* Stated exercise: Locate each line below that includes "title" and reproduce it.

* Records provided:
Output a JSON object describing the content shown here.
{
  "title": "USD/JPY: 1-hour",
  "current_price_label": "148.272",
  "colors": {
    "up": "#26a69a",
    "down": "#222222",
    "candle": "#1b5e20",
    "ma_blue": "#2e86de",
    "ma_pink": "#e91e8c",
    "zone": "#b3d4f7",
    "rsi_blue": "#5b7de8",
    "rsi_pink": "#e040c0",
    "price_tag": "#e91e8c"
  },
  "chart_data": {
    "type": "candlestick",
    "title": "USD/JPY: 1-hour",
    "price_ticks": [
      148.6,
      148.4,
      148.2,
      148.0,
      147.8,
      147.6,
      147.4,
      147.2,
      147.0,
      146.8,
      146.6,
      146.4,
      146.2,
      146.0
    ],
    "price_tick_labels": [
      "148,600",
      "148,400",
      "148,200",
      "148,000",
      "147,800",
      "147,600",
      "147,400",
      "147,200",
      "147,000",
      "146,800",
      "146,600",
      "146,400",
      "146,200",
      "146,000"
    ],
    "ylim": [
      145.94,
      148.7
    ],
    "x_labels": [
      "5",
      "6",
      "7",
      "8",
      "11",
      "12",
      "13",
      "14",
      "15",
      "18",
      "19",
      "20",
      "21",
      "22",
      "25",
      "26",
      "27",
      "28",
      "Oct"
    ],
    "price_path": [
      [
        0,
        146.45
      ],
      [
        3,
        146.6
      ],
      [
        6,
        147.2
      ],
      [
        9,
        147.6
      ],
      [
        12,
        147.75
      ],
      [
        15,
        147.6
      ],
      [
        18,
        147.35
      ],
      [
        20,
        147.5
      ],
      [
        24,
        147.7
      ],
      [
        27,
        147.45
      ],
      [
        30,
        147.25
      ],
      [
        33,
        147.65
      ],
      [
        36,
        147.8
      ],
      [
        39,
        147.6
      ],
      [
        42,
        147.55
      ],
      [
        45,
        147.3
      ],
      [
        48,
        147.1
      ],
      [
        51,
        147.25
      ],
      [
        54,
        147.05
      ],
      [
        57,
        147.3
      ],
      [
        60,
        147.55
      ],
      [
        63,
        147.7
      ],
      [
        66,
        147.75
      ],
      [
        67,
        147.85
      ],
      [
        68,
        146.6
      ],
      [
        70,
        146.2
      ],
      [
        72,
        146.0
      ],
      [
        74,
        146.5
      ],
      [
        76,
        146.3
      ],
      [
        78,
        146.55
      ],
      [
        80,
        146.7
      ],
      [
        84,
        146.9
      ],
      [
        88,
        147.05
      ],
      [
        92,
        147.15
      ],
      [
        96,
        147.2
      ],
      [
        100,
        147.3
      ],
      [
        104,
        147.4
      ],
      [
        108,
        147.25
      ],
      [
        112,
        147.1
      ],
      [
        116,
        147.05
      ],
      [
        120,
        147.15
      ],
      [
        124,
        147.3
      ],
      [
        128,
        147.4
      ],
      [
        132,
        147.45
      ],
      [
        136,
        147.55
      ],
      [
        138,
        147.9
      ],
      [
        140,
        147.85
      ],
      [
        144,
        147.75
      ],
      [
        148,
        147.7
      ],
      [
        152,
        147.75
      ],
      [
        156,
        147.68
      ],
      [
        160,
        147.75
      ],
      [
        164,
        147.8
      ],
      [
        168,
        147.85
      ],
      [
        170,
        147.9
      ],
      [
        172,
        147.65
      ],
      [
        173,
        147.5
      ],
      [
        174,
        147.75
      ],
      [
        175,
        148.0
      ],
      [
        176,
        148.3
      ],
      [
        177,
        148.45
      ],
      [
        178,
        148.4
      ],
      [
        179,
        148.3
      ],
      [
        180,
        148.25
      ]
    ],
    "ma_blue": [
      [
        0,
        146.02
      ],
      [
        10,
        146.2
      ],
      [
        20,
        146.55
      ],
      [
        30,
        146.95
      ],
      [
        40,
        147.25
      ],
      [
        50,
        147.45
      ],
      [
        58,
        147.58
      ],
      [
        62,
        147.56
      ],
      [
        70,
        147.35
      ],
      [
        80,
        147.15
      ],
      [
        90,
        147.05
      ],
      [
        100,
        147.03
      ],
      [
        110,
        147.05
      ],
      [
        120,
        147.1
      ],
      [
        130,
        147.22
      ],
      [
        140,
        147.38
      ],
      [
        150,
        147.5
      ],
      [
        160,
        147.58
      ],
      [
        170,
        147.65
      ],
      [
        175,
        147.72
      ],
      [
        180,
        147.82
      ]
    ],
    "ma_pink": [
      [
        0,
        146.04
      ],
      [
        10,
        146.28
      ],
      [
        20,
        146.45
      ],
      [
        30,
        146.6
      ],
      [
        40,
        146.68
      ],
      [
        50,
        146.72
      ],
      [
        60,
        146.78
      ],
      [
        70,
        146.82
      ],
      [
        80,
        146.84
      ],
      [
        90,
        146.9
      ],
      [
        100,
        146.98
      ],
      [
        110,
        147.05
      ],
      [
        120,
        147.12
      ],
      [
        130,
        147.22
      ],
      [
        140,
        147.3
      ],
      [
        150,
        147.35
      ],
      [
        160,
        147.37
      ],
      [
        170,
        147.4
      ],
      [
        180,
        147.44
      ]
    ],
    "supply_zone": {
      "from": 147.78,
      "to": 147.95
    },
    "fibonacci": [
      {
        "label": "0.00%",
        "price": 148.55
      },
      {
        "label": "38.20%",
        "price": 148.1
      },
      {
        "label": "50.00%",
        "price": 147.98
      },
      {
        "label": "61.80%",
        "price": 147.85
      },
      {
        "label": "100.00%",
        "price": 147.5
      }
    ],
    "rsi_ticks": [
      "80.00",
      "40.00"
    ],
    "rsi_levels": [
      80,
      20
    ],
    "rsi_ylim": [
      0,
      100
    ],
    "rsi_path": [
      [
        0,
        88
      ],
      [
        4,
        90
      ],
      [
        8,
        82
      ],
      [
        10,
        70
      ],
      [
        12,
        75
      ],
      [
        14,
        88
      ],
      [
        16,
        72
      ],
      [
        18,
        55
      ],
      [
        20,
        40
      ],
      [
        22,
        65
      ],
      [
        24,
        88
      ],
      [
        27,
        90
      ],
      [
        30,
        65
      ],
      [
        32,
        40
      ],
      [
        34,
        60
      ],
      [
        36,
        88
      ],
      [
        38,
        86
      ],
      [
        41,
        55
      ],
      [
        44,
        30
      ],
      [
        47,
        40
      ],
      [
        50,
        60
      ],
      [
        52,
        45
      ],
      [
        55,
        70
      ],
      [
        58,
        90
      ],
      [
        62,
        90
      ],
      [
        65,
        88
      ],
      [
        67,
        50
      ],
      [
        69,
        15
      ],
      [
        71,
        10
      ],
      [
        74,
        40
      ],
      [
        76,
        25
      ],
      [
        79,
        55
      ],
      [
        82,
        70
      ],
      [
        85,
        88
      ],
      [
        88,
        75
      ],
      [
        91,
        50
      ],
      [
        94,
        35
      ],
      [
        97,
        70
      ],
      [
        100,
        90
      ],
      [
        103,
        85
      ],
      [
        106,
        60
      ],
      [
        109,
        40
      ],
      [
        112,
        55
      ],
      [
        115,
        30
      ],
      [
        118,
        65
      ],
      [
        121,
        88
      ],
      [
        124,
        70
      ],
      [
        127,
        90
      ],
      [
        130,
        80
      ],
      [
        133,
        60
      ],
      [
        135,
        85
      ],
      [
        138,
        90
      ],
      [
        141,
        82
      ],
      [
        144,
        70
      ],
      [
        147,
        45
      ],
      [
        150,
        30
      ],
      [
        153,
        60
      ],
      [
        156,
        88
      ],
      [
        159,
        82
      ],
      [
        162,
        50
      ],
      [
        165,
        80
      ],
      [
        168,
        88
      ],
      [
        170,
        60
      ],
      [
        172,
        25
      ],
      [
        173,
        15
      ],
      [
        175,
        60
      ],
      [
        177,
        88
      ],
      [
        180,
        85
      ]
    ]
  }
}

* Written response:
  "title": "USD/JPY: 1-hour",
    "title": "USD/JPY: 1-hour",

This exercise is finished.